*Objective*
Copy down every line where the string "Πλούτων" shows up.

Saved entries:
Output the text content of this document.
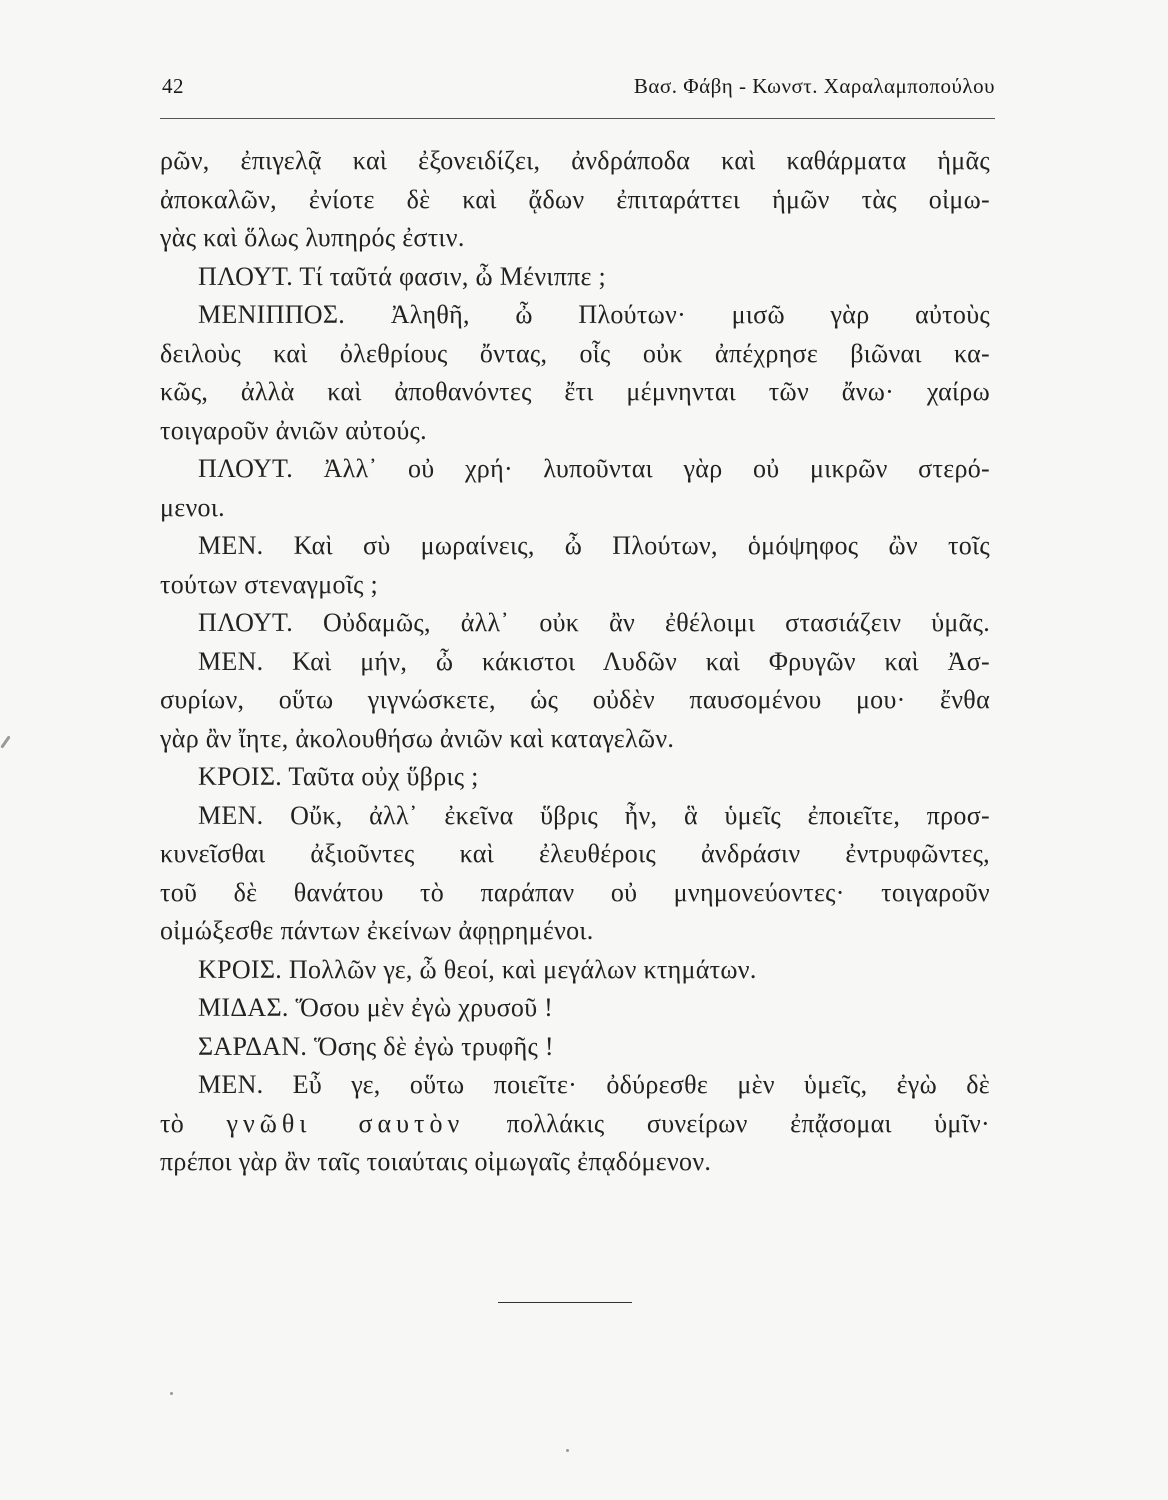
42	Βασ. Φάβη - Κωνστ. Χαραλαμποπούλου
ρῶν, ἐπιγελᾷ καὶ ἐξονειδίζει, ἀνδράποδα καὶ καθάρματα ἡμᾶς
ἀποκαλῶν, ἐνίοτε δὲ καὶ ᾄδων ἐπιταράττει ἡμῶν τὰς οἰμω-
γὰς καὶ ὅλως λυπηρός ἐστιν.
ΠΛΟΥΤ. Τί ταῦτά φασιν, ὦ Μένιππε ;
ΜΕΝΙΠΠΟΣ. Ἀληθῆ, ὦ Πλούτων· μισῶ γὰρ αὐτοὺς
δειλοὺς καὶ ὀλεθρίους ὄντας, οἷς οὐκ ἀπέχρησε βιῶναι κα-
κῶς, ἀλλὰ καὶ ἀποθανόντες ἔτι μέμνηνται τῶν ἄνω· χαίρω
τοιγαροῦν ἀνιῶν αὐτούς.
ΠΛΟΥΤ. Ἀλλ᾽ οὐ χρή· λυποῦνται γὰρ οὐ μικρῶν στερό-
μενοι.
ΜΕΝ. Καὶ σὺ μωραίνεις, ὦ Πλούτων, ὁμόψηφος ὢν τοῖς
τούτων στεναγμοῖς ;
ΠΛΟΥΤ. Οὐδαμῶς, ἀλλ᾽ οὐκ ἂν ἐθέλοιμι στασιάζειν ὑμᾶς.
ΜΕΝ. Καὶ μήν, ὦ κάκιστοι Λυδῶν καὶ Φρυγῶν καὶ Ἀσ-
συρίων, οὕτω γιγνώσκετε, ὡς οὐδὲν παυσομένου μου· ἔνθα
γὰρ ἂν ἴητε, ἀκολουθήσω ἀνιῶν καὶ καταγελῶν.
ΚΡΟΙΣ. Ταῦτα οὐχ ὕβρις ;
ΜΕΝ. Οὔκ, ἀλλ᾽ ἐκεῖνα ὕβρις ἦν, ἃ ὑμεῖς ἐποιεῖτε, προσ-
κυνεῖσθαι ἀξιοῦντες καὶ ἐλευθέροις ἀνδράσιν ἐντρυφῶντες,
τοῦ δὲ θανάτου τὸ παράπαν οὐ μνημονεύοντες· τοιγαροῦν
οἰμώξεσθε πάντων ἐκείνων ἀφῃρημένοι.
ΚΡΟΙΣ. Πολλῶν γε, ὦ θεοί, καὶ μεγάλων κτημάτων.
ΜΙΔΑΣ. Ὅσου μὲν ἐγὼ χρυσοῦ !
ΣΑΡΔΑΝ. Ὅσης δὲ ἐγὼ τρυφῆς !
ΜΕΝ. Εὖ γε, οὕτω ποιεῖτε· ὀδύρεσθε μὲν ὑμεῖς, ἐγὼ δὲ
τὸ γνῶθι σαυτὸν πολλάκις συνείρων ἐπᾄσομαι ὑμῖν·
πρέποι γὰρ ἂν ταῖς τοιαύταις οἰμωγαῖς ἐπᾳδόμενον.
...
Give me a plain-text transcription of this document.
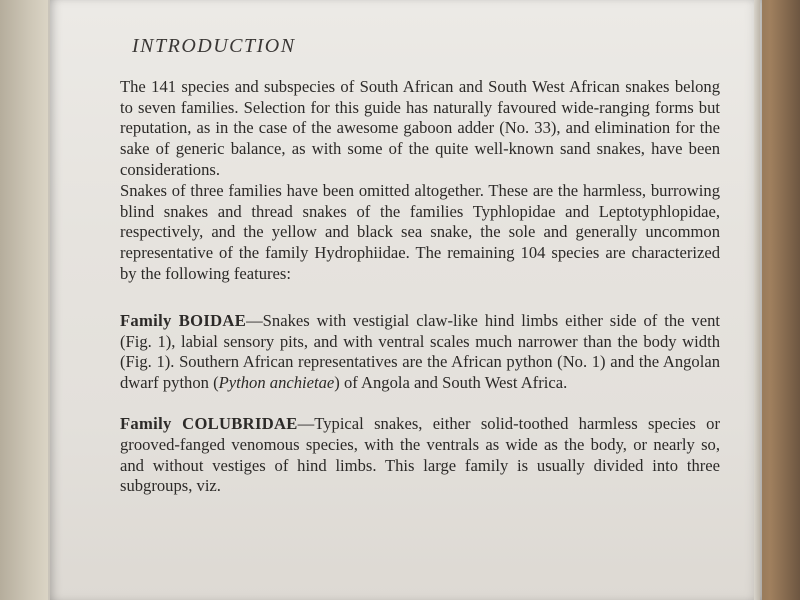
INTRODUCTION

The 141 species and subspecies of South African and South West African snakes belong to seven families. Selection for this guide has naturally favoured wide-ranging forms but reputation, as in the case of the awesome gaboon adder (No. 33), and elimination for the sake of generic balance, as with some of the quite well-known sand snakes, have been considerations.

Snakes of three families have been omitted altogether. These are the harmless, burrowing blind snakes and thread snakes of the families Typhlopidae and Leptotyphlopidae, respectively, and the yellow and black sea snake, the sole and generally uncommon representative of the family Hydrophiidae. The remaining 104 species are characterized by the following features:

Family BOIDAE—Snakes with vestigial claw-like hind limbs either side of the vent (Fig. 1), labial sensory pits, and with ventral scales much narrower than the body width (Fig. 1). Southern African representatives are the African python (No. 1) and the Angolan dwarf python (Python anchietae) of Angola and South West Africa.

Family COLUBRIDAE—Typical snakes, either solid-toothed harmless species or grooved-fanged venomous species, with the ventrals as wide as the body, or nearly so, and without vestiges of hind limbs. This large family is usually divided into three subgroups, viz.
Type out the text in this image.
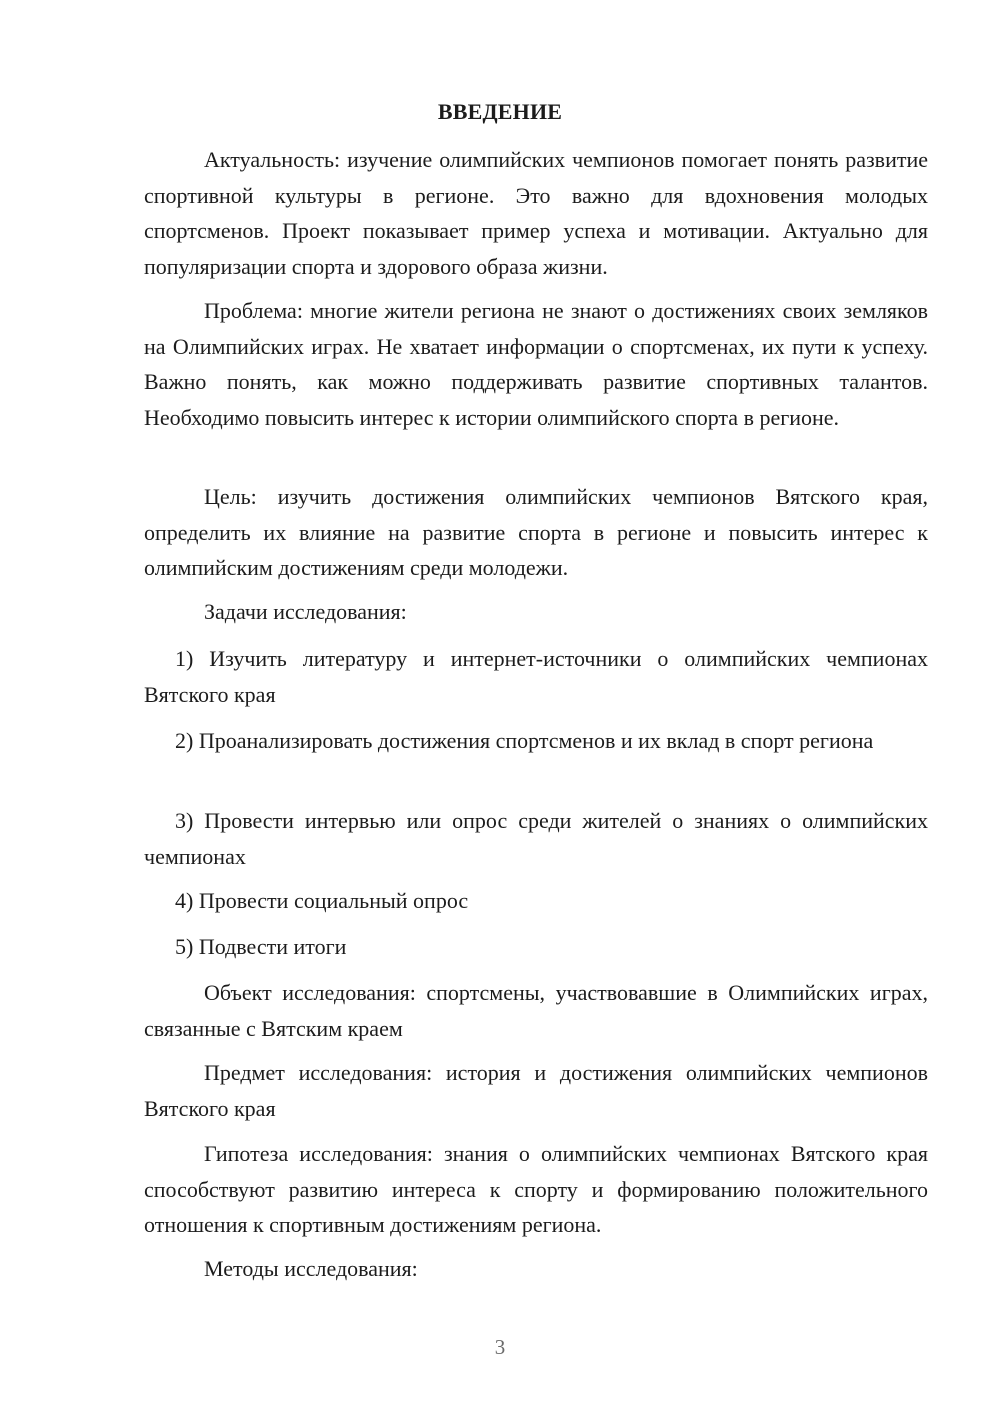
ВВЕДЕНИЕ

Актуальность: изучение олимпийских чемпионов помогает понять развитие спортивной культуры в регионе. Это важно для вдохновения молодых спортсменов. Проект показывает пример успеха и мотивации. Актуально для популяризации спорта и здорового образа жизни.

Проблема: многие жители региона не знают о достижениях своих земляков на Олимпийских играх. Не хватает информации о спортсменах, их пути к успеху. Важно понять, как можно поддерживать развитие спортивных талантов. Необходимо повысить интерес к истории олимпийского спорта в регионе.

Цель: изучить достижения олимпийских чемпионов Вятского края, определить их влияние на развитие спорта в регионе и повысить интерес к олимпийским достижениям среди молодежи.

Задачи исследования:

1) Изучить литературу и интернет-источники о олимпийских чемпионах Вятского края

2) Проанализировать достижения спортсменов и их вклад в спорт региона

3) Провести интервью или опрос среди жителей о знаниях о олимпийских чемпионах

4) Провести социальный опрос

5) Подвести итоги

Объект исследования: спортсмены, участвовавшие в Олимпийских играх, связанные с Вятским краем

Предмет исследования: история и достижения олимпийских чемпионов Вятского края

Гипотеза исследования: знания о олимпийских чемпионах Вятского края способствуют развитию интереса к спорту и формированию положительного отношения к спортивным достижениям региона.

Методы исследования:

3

*Result for this task*
ΜΕΝΙΠΠΟΣ. Ἀληθῆ, ὦ Πλούτων· μισῶ γὰρ αὐτοὺς
ΜΕΝ. Καὶ σὺ μωραίνεις, ὦ Πλούτων, ὁμόψηφος ὢν τοῖς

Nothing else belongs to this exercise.